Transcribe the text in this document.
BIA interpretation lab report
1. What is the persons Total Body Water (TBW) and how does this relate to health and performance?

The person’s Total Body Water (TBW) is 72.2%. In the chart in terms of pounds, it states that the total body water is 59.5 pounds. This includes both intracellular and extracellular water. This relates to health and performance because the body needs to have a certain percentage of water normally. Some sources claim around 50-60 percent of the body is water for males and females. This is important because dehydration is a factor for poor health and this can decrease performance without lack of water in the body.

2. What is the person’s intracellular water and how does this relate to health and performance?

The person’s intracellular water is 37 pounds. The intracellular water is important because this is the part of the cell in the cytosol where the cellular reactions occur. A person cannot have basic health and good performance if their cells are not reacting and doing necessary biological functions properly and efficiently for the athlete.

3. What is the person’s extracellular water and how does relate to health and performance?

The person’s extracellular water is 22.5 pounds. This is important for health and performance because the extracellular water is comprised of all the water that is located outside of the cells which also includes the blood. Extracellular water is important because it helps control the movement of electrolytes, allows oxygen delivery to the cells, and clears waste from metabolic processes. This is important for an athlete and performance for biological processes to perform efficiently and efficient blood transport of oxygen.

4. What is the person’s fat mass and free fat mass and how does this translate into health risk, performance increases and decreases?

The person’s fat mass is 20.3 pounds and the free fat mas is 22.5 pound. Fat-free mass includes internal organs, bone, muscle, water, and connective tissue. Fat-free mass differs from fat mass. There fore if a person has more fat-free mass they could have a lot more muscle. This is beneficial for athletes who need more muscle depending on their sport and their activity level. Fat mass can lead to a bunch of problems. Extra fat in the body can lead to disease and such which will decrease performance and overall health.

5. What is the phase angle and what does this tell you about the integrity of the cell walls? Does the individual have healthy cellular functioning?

———

__EXERCISE INSTRUCTIONS__: Copy out the data exactly as it stands, leaving nothing out.

__EXPECTED ANSWER__:
Transcribe the text in this document.
BIA interpretation lab report
1. What is the persons Total Body Water (TBW) and how does this relate to health and performance?

The person’s Total Body Water (TBW) is 72.2%. In the chart in terms of pounds, it states that the total body water is 59.5 pounds. This includes both intracellular and extracellular water. This relates to health and performance because the body needs to have a certain percentage of water normally. Some sources claim around 50-60 percent of the body is water for males and females. This is important because dehydration is a factor for poor health and this can decrease performance without lack of water in the body.

2. What is the person’s intracellular water and how does this relate to health and performance?

The person’s intracellular water is 37 pounds. The intracellular water is important because this is the part of the cell in the cytosol where the cellular reactions occur. A person cannot have basic health and good performance if their cells are not reacting and doing necessary biological functions properly and efficiently for the athlete.

3. What is the person’s extracellular water and how does relate to health and performance?

The person’s extracellular water is 22.5 pounds. This is important for health and performance because the extracellular water is comprised of all the water that is located outside of the cells which also includes the blood. Extracellular water is important because it helps control the movement of electrolytes, allows oxygen delivery to the cells, and clears waste from metabolic processes. This is important for an athlete and performance for biological processes to perform efficiently and efficient blood transport of oxygen.

4. What is the person’s fat mass and free fat mass and how does this translate into health risk, performance increases and decreases?

The person’s fat mass is 20.3 pounds and the free fat mas is 22.5 pound. Fat-free mass includes internal organs, bone, muscle, water, and connective tissue. Fat-free mass differs from fat mass. There fore if a person has more fat-free mass they could have a lot more muscle. This is beneficial for athletes who need more muscle depending on their sport and their activity level. Fat mass can lead to a bunch of problems. Extra fat in the body can lead to disease and such which will decrease performance and overall health.

5. What is the phase angle and what does this tell you about the integrity of the cell walls? Does the individual have healthy cellular functioning?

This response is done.